Exercise brief: Pull out every line below that holds the word "name".

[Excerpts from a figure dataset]
>> Start

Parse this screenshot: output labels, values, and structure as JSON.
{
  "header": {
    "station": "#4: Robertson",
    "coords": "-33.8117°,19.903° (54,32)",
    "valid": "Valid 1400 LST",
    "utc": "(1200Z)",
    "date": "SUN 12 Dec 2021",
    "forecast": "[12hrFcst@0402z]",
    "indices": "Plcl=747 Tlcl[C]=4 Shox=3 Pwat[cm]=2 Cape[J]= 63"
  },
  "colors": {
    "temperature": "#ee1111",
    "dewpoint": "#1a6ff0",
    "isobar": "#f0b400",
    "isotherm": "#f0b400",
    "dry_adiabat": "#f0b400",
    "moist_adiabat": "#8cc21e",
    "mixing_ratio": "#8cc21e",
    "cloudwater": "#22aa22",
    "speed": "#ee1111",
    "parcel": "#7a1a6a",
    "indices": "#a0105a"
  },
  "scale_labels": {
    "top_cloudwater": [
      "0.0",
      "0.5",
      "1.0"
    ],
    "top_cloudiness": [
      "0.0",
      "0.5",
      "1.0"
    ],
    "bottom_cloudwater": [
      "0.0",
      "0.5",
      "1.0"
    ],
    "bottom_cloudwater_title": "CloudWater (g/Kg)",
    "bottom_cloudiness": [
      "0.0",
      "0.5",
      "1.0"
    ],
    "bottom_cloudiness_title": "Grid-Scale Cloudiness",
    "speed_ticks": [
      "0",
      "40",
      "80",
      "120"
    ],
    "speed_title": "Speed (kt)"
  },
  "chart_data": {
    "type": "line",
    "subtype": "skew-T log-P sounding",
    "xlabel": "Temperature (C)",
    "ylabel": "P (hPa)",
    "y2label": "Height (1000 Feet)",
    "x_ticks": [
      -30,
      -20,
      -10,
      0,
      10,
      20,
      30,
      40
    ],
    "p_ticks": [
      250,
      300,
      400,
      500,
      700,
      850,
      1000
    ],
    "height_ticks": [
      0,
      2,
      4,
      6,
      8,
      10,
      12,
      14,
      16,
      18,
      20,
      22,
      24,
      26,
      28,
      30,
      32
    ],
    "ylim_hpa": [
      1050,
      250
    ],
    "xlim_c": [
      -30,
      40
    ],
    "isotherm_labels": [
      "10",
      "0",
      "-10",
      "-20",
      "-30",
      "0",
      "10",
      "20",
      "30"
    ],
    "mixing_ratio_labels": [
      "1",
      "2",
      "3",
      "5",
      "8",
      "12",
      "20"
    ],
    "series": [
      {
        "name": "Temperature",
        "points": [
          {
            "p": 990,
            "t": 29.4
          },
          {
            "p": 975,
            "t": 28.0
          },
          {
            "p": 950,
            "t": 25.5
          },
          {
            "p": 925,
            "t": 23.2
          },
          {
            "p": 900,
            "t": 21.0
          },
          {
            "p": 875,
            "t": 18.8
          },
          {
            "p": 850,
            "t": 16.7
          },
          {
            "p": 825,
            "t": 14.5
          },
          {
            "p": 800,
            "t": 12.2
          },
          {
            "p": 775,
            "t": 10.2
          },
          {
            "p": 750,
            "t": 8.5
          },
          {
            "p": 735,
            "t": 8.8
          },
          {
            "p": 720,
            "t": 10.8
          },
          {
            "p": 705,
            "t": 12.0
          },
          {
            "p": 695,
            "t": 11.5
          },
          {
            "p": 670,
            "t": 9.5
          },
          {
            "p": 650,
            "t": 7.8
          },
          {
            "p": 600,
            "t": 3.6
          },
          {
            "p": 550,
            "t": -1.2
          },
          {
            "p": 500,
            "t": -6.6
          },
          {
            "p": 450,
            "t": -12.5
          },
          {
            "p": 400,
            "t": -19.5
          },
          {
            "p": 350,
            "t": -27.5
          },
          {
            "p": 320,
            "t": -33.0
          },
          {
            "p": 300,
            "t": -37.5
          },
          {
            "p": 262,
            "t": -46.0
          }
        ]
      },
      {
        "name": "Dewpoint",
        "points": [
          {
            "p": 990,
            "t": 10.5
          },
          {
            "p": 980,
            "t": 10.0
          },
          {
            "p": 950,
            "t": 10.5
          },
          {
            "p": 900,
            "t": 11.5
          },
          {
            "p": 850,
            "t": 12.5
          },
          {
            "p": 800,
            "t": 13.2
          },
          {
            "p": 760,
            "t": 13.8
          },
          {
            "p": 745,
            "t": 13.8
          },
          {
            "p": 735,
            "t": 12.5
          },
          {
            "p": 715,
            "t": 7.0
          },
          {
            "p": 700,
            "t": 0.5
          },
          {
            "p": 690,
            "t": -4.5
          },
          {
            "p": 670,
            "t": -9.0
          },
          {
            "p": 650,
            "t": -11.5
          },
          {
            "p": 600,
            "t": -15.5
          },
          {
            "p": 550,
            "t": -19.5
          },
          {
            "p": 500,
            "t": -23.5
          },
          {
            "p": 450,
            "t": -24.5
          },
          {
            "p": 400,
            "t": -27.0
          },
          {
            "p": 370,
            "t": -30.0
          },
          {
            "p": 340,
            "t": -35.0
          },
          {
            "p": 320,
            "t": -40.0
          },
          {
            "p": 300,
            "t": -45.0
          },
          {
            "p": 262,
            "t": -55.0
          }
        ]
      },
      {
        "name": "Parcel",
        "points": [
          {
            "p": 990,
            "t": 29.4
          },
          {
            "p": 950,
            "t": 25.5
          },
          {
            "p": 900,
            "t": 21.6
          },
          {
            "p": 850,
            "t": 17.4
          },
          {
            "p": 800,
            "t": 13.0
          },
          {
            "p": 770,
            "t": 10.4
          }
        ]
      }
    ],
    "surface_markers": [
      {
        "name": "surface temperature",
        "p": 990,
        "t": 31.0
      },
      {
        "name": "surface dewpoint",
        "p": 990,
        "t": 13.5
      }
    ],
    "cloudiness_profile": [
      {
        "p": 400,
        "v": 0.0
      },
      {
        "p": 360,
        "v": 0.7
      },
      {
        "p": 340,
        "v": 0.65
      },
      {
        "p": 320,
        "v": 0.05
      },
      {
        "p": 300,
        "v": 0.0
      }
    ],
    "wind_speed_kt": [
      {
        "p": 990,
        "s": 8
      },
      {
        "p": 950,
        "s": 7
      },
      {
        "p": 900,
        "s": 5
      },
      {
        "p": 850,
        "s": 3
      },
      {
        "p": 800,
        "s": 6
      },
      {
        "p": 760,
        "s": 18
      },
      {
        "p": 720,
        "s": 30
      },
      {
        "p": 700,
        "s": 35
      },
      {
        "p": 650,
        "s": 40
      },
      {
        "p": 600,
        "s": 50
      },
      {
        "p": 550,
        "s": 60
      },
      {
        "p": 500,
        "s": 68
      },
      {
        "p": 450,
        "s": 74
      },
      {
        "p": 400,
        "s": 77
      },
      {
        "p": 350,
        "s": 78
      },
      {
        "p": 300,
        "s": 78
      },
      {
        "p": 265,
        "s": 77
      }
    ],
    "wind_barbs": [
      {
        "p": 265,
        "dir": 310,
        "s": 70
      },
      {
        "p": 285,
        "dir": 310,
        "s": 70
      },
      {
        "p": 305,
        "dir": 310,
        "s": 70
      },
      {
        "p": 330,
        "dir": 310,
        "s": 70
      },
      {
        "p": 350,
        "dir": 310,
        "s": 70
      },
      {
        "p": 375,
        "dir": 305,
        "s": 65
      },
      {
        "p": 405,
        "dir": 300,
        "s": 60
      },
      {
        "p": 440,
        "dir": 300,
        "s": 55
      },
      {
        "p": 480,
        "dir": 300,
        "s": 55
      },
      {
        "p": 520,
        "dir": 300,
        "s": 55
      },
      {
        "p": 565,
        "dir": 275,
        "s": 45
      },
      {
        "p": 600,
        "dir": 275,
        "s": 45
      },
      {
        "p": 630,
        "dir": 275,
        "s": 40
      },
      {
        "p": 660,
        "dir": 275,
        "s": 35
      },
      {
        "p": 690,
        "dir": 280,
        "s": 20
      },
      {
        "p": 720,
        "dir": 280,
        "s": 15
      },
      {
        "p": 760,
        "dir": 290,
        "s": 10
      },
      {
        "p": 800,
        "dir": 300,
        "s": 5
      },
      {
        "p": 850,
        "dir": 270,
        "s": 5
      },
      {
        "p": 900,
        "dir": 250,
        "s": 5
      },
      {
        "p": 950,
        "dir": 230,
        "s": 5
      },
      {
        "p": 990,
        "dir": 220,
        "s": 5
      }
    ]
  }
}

>> End

Finished task:
        "name": "Temperature",
        "name": "Dewpoint",
        "name": "Parcel",
        "name": "surface temperature",
        "name": "surface dewpoint",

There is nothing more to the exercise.